> _Work instructions_
Exactly what is written in the records below should be returned, minus the images.

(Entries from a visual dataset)
++++++++++

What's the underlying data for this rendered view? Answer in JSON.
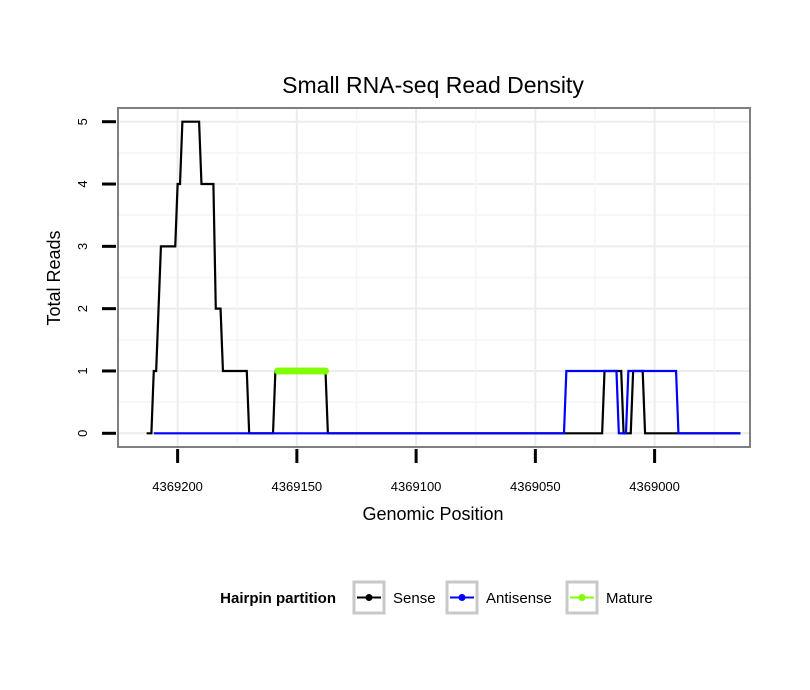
{
  "chart_data": {
    "type": "line",
    "title": "Small RNA-seq Read Density",
    "xlabel": "Genomic Position",
    "ylabel": "Total Reads",
    "xlim": [
      4369225,
      4368960
    ],
    "ylim": [
      -0.22,
      5.22
    ],
    "x_reversed": true,
    "grid": true,
    "x_ticks": [
      4369200,
      4369150,
      4369100,
      4369050,
      4369000
    ],
    "x_tick_labels": [
      "4369200",
      "4369150",
      "4369100",
      "4369050",
      "4369000"
    ],
    "y_ticks": [
      0,
      1,
      2,
      3,
      4,
      5
    ],
    "y_tick_labels": [
      "0",
      "1",
      "2",
      "3",
      "4",
      "5"
    ],
    "legend": {
      "position": "bottom",
      "title": "Hairpin partition",
      "entries": [
        "Sense",
        "Antisense",
        "Mature"
      ]
    },
    "series": [
      {
        "name": "Sense",
        "color": "#000000",
        "style": "line",
        "points": [
          [
            4369213,
            0
          ],
          [
            4369211,
            0
          ],
          [
            4369210,
            1
          ],
          [
            4369209,
            1
          ],
          [
            4369208,
            2
          ],
          [
            4369207,
            3
          ],
          [
            4369201,
            3
          ],
          [
            4369200,
            4
          ],
          [
            4369199,
            4
          ],
          [
            4369198,
            5
          ],
          [
            4369191,
            5
          ],
          [
            4369190,
            4
          ],
          [
            4369185,
            4
          ],
          [
            4369184,
            2
          ],
          [
            4369182,
            2
          ],
          [
            4369181,
            1
          ],
          [
            4369171,
            1
          ],
          [
            4369170,
            0
          ],
          [
            4369160,
            0
          ],
          [
            4369159,
            1
          ],
          [
            4369138,
            1
          ],
          [
            4369137,
            0
          ],
          [
            4369022,
            0
          ],
          [
            4369021,
            1
          ],
          [
            4369014,
            1
          ],
          [
            4369013,
            0
          ],
          [
            4369010,
            0
          ],
          [
            4369009,
            1
          ],
          [
            4369005,
            1
          ],
          [
            4369004,
            0
          ],
          [
            4368964,
            0
          ]
        ]
      },
      {
        "name": "Antisense",
        "color": "#0000ff",
        "style": "line",
        "points": [
          [
            4369210,
            0
          ],
          [
            4369038,
            0
          ],
          [
            4369037,
            1
          ],
          [
            4369016,
            1
          ],
          [
            4369015,
            0
          ],
          [
            4369012,
            0
          ],
          [
            4369011,
            1
          ],
          [
            4368991,
            1
          ],
          [
            4368990,
            0
          ],
          [
            4368964,
            0
          ]
        ]
      },
      {
        "name": "Mature",
        "color": "#7fff00",
        "style": "line+points",
        "points": [
          [
            4369158,
            1
          ],
          [
            4369157,
            1
          ],
          [
            4369156,
            1
          ],
          [
            4369155,
            1
          ],
          [
            4369154,
            1
          ],
          [
            4369153,
            1
          ],
          [
            4369152,
            1
          ],
          [
            4369151,
            1
          ],
          [
            4369150,
            1
          ],
          [
            4369149,
            1
          ],
          [
            4369148,
            1
          ],
          [
            4369147,
            1
          ],
          [
            4369146,
            1
          ],
          [
            4369145,
            1
          ],
          [
            4369144,
            1
          ],
          [
            4369143,
            1
          ],
          [
            4369142,
            1
          ],
          [
            4369141,
            1
          ],
          [
            4369140,
            1
          ],
          [
            4369139,
            1
          ],
          [
            4369138,
            1
          ]
        ]
      }
    ]
  }
}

++++++++++

> _Answer for this exercise_
What's the underlying data for this rendered view? Answer in JSON.
{
  "chart_data": {
    "type": "line",
    "title": "Small RNA-seq Read Density",
    "xlabel": "Genomic Position",
    "ylabel": "Total Reads",
    "xlim": [
      4369225,
      4368960
    ],
    "ylim": [
      -0.22,
      5.22
    ],
    "x_reversed": true,
    "grid": true,
    "x_ticks": [
      4369200,
      4369150,
      4369100,
      4369050,
      4369000
    ],
    "x_tick_labels": [
      "4369200",
      "4369150",
      "4369100",
      "4369050",
      "4369000"
    ],
    "y_ticks": [
      0,
      1,
      2,
      3,
      4,
      5
    ],
    "y_tick_labels": [
      "0",
      "1",
      "2",
      "3",
      "4",
      "5"
    ],
    "legend": {
      "position": "bottom",
      "title": "Hairpin partition",
      "entries": [
        "Sense",
        "Antisense",
        "Mature"
      ]
    },
    "series": [
      {
        "name": "Sense",
        "color": "#000000",
        "style": "line",
        "points": [
          [
            4369213,
            0
          ],
          [
            4369211,
            0
          ],
          [
            4369210,
            1
          ],
          [
            4369209,
            1
          ],
          [
            4369208,
            2
          ],
          [
            4369207,
            3
          ],
          [
            4369201,
            3
          ],
          [
            4369200,
            4
          ],
          [
            4369199,
            4
          ],
          [
            4369198,
            5
          ],
          [
            4369191,
            5
          ],
          [
            4369190,
            4
          ],
          [
            4369185,
            4
          ],
          [
            4369184,
            2
          ],
          [
            4369182,
            2
          ],
          [
            4369181,
            1
          ],
          [
            4369171,
            1
          ],
          [
            4369170,
            0
          ],
          [
            4369160,
            0
          ],
          [
            4369159,
            1
          ],
          [
            4369138,
            1
          ],
          [
            4369137,
            0
          ],
          [
            4369022,
            0
          ],
          [
            4369021,
            1
          ],
          [
            4369014,
            1
          ],
          [
            4369013,
            0
          ],
          [
            4369010,
            0
          ],
          [
            4369009,
            1
          ],
          [
            4369005,
            1
          ],
          [
            4369004,
            0
          ],
          [
            4368964,
            0
          ]
        ]
      },
      {
        "name": "Antisense",
        "color": "#0000ff",
        "style": "line",
        "points": [
          [
            4369210,
            0
          ],
          [
            4369038,
            0
          ],
          [
            4369037,
            1
          ],
          [
            4369016,
            1
          ],
          [
            4369015,
            0
          ],
          [
            4369012,
            0
          ],
          [
            4369011,
            1
          ],
          [
            4368991,
            1
          ],
          [
            4368990,
            0
          ],
          [
            4368964,
            0
          ]
        ]
      },
      {
        "name": "Mature",
        "color": "#7fff00",
        "style": "line+points",
        "points": [
          [
            4369158,
            1
          ],
          [
            4369157,
            1
          ],
          [
            4369156,
            1
          ],
          [
            4369155,
            1
          ],
          [
            4369154,
            1
          ],
          [
            4369153,
            1
          ],
          [
            4369152,
            1
          ],
          [
            4369151,
            1
          ],
          [
            4369150,
            1
          ],
          [
            4369149,
            1
          ],
          [
            4369148,
            1
          ],
          [
            4369147,
            1
          ],
          [
            4369146,
            1
          ],
          [
            4369145,
            1
          ],
          [
            4369144,
            1
          ],
          [
            4369143,
            1
          ],
          [
            4369142,
            1
          ],
          [
            4369141,
            1
          ],
          [
            4369140,
            1
          ],
          [
            4369139,
            1
          ],
          [
            4369138,
            1
          ]
        ]
      }
    ]
  }
}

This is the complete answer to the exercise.